Data entries for graphics

>>

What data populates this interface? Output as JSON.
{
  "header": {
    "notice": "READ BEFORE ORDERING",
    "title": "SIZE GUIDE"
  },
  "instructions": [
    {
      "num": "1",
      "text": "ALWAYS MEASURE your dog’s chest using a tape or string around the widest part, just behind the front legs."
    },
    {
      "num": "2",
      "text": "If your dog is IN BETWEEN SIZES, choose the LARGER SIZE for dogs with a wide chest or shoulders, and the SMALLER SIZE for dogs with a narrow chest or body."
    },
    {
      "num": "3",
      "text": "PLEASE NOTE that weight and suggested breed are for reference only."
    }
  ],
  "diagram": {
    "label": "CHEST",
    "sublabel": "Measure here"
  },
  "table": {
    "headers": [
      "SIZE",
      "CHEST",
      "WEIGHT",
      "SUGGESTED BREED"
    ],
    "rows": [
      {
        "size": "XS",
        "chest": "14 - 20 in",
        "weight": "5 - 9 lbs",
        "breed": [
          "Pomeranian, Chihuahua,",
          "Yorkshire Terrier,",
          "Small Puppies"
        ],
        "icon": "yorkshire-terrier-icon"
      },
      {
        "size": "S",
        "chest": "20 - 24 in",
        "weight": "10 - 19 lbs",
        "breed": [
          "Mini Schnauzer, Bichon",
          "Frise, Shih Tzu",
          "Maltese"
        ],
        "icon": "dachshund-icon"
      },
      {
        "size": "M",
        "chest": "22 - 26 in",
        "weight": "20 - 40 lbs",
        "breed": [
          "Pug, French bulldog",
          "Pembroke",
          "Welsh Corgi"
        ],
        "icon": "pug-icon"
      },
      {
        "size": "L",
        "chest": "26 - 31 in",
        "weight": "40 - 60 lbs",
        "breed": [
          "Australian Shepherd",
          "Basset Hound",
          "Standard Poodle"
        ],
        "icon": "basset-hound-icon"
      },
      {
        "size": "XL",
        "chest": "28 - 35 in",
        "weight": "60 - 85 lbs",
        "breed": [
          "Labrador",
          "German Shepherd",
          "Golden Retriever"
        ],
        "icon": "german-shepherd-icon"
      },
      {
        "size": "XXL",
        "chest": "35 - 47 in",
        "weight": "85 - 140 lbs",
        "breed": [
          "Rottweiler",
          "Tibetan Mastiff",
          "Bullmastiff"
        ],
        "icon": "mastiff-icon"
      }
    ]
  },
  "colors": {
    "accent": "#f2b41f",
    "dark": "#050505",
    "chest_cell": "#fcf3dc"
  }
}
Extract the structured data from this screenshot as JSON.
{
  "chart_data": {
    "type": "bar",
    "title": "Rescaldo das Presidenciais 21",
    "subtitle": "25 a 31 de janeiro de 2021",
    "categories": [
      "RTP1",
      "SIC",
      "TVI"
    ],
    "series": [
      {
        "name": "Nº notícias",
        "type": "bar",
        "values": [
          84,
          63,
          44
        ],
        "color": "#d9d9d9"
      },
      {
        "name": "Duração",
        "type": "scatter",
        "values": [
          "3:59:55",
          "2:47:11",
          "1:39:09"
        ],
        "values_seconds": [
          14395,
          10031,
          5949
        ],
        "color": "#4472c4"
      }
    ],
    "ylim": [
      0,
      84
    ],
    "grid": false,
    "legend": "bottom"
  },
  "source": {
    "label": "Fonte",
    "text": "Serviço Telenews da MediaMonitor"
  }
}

<<

> Exercise requirements
Output the line holding "Extract the structured", then every later line through the end of the records above, exactly as given and nothing else.

> Written response
Extract the structured data from this screenshot as JSON.
{
  "chart_data": {
    "type": "bar",
    "title": "Rescaldo das Presidenciais 21",
    "subtitle": "25 a 31 de janeiro de 2021",
    "categories": [
      "RTP1",
      "SIC",
      "TVI"
    ],
    "series": [
      {
        "name": "Nº notícias",
        "type": "bar",
        "values": [
          84,
          63,
          44
        ],
        "color": "#d9d9d9"
      },
      {
        "name": "Duração",
        "type": "scatter",
        "values": [
          "3:59:55",
          "2:47:11",
          "1:39:09"
        ],
        "values_seconds": [
          14395,
          10031,
          5949
        ],
        "color": "#4472c4"
      }
    ],
    "ylim": [
      0,
      84
    ],
    "grid": false,
    "legend": "bottom"
  },
  "source": {
    "label": "Fonte",
    "text": "Serviço Telenews da MediaMonitor"
  }
}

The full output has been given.